Leaving the pictures aside, transcribe every line below exactly.

(Extracted data entries)
════════
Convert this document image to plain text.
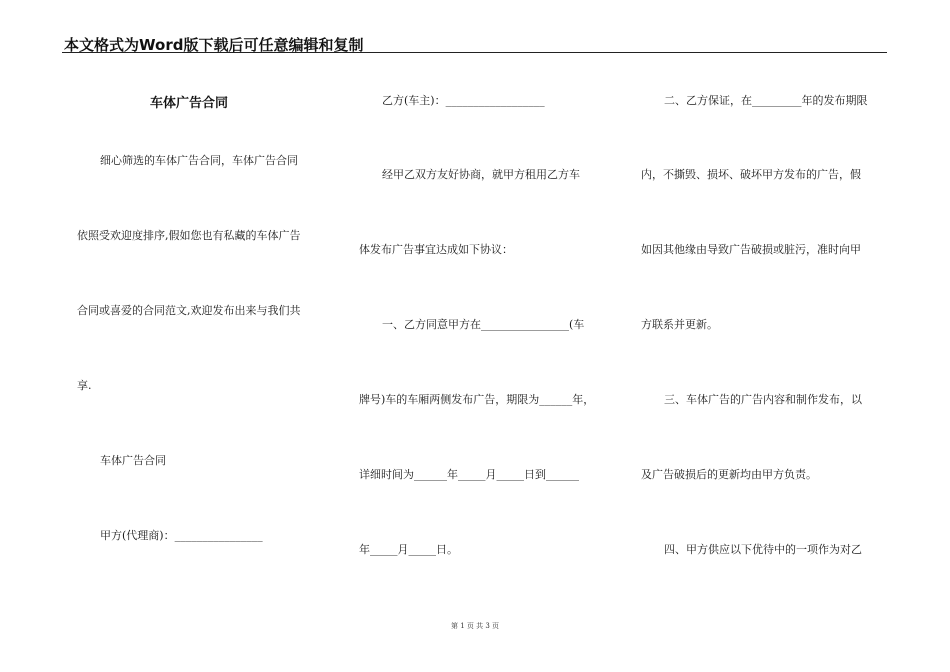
本文格式为Word版下载后可任意编辑和复制
车体广告合同
细心筛选的车体广告合同，车体广告合同
依照受欢迎度排序,假如您也有私藏的车体广告
合同或喜爱的合同范文,欢迎发布出来与我们共
享.
车体广告合同
甲方(代理商)：________________
乙方(车主)：__________________
经甲乙双方友好协商，就甲方租用乙方车
体发布广告事宜达成如下协议：
一、乙方同意甲方在________________(车
牌号)车的车厢两侧发布广告，期限为______年，
详细时间为______年_____月_____日到______
年_____月_____日。
二、乙方保证，在_________年的发布期限
内，不撕毁、损坏、破坏甲方发布的广告，假
如因其他缘由导致广告破损或脏污，准时向甲
方联系并更新。
三、车体广告的广告内容和制作发布，以
及广告破损后的更新均由甲方负责。
四、甲方供应以下优待中的一项作为对乙
第 1 页 共 3 页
════════
REPLY ▸
Convert this document image to plain text.
本文格式为Word版下载后可任意编辑和复制
车体广告合同
细心筛选的车体广告合同，车体广告合同
依照受欢迎度排序,假如您也有私藏的车体广告
合同或喜爱的合同范文,欢迎发布出来与我们共
享.
车体广告合同
甲方(代理商)：________________
乙方(车主)：__________________
经甲乙双方友好协商，就甲方租用乙方车
体发布广告事宜达成如下协议：
一、乙方同意甲方在________________(车
牌号)车的车厢两侧发布广告，期限为______年，
详细时间为______年_____月_____日到______
年_____月_____日。
二、乙方保证，在_________年的发布期限
内，不撕毁、损坏、破坏甲方发布的广告，假
如因其他缘由导致广告破损或脏污，准时向甲
方联系并更新。
三、车体广告的广告内容和制作发布，以
及广告破损后的更新均由甲方负责。
四、甲方供应以下优待中的一项作为对乙
第 1 页 共 3 页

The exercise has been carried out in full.